[Figure dataset records]
[START]

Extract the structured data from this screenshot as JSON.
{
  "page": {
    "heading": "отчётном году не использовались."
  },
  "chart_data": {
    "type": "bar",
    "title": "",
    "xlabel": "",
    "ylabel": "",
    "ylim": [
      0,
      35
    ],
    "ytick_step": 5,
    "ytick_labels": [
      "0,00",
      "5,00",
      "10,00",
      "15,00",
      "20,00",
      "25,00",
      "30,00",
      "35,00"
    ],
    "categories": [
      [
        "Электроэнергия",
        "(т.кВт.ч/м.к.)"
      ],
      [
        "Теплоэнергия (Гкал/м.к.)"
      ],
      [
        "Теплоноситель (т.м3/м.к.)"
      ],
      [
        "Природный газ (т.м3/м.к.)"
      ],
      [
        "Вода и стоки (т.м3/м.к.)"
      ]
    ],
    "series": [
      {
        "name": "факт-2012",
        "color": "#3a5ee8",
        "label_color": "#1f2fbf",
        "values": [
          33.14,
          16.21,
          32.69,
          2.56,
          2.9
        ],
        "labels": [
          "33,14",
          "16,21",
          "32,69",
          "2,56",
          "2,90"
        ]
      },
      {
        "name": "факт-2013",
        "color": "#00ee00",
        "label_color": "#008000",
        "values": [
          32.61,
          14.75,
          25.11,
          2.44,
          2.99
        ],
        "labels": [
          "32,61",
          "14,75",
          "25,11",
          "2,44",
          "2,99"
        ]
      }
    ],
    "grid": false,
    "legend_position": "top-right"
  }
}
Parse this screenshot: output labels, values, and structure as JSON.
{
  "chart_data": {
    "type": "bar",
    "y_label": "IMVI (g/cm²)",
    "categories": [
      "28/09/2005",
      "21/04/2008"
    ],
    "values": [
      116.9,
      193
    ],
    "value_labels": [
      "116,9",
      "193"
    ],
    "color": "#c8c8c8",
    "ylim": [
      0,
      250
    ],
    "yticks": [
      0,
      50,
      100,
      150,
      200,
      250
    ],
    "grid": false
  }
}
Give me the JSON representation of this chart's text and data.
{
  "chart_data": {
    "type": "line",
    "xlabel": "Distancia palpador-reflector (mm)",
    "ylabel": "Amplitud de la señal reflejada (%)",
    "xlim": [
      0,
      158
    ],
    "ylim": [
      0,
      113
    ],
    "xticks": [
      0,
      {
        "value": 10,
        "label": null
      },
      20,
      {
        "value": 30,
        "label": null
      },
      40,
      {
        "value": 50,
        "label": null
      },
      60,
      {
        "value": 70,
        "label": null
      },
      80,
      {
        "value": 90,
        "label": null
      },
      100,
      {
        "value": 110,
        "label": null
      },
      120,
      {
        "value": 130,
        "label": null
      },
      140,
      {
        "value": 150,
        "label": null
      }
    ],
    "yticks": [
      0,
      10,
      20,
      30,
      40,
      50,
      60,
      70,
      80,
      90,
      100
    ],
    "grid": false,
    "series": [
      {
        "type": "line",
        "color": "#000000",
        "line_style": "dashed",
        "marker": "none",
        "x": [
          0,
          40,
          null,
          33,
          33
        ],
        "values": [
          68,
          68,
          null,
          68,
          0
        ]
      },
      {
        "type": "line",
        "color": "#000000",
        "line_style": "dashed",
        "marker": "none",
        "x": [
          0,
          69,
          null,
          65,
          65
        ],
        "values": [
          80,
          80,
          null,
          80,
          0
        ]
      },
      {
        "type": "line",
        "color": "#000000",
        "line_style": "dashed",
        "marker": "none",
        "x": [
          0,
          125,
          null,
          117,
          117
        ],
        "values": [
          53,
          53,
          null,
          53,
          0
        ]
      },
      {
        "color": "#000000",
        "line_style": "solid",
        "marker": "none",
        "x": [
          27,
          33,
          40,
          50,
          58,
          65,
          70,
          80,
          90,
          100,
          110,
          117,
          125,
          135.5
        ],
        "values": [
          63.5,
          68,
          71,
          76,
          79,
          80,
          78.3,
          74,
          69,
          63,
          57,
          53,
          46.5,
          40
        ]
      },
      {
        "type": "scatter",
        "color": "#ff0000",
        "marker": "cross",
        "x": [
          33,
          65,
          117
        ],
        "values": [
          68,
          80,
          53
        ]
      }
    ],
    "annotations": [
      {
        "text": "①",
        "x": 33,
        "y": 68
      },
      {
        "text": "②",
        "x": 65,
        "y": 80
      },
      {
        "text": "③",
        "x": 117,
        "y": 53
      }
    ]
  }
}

[END]

§ CHALLENGE
Type out the full listing again, exactly as given.

§ PROBLEM SOLUTION
Extract the structured data from this screenshot as JSON.
{
  "page": {
    "heading": "отчётном году не использовались."
  },
  "chart_data": {
    "type": "bar",
    "title": "",
    "xlabel": "",
    "ylabel": "",
    "ylim": [
      0,
      35
    ],
    "ytick_step": 5,
    "ytick_labels": [
      "0,00",
      "5,00",
      "10,00",
      "15,00",
      "20,00",
      "25,00",
      "30,00",
      "35,00"
    ],
    "categories": [
      [
        "Электроэнергия",
        "(т.кВт.ч/м.к.)"
      ],
      [
        "Теплоэнергия (Гкал/м.к.)"
      ],
      [
        "Теплоноситель (т.м3/м.к.)"
      ],
      [
        "Природный газ (т.м3/м.к.)"
      ],
      [
        "Вода и стоки (т.м3/м.к.)"
      ]
    ],
    "series": [
      {
        "name": "факт-2012",
        "color": "#3a5ee8",
        "label_color": "#1f2fbf",
        "values": [
          33.14,
          16.21,
          32.69,
          2.56,
          2.9
        ],
        "labels": [
          "33,14",
          "16,21",
          "32,69",
          "2,56",
          "2,90"
        ]
      },
      {
        "name": "факт-2013",
        "color": "#00ee00",
        "label_color": "#008000",
        "values": [
          32.61,
          14.75,
          25.11,
          2.44,
          2.99
        ],
        "labels": [
          "32,61",
          "14,75",
          "25,11",
          "2,44",
          "2,99"
        ]
      }
    ],
    "grid": false,
    "legend_position": "top-right"
  }
}
Parse this screenshot: output labels, values, and structure as JSON.
{
  "chart_data": {
    "type": "bar",
    "y_label": "IMVI (g/cm²)",
    "categories": [
      "28/09/2005",
      "21/04/2008"
    ],
    "values": [
      116.9,
      193
    ],
    "value_labels": [
      "116,9",
      "193"
    ],
    "color": "#c8c8c8",
    "ylim": [
      0,
      250
    ],
    "yticks": [
      0,
      50,
      100,
      150,
      200,
      250
    ],
    "grid": false
  }
}
Give me the JSON representation of this chart's text and data.
{
  "chart_data": {
    "type": "line",
    "xlabel": "Distancia palpador-reflector (mm)",
    "ylabel": "Amplitud de la señal reflejada (%)",
    "xlim": [
      0,
      158
    ],
    "ylim": [
      0,
      113
    ],
    "xticks": [
      0,
      {
        "value": 10,
        "label": null
      },
      20,
      {
        "value": 30,
        "label": null
      },
      40,
      {
        "value": 50,
        "label": null
      },
      60,
      {
        "value": 70,
        "label": null
      },
      80,
      {
        "value": 90,
        "label": null
      },
      100,
      {
        "value": 110,
        "label": null
      },
      120,
      {
        "value": 130,
        "label": null
      },
      140,
      {
        "value": 150,
        "label": null
      }
    ],
    "yticks": [
      0,
      10,
      20,
      30,
      40,
      50,
      60,
      70,
      80,
      90,
      100
    ],
    "grid": false,
    "series": [
      {
        "type": "line",
        "color": "#000000",
        "line_style": "dashed",
        "marker": "none",
        "x": [
          0,
          40,
          null,
          33,
          33
        ],
        "values": [
          68,
          68,
          null,
          68,
          0
        ]
      },
      {
        "type": "line",
        "color": "#000000",
        "line_style": "dashed",
        "marker": "none",
        "x": [
          0,
          69,
          null,
          65,
          65
        ],
        "values": [
          80,
          80,
          null,
          80,
          0
        ]
      },
      {
        "type": "line",
        "color": "#000000",
        "line_style": "dashed",
        "marker": "none",
        "x": [
          0,
          125,
          null,
          117,
          117
        ],
        "values": [
          53,
          53,
          null,
          53,
          0
        ]
      },
      {
        "color": "#000000",
        "line_style": "solid",
        "marker": "none",
        "x": [
          27,
          33,
          40,
          50,
          58,
          65,
          70,
          80,
          90,
          100,
          110,
          117,
          125,
          135.5
        ],
        "values": [
          63.5,
          68,
          71,
          76,
          79,
          80,
          78.3,
          74,
          69,
          63,
          57,
          53,
          46.5,
          40
        ]
      },
      {
        "type": "scatter",
        "color": "#ff0000",
        "marker": "cross",
        "x": [
          33,
          65,
          117
        ],
        "values": [
          68,
          80,
          53
        ]
      }
    ],
    "annotations": [
      {
        "text": "①",
        "x": 33,
        "y": 68
      },
      {
        "text": "②",
        "x": 65,
        "y": 80
      },
      {
        "text": "③",
        "x": 117,
        "y": 53
      }
    ]
  }
}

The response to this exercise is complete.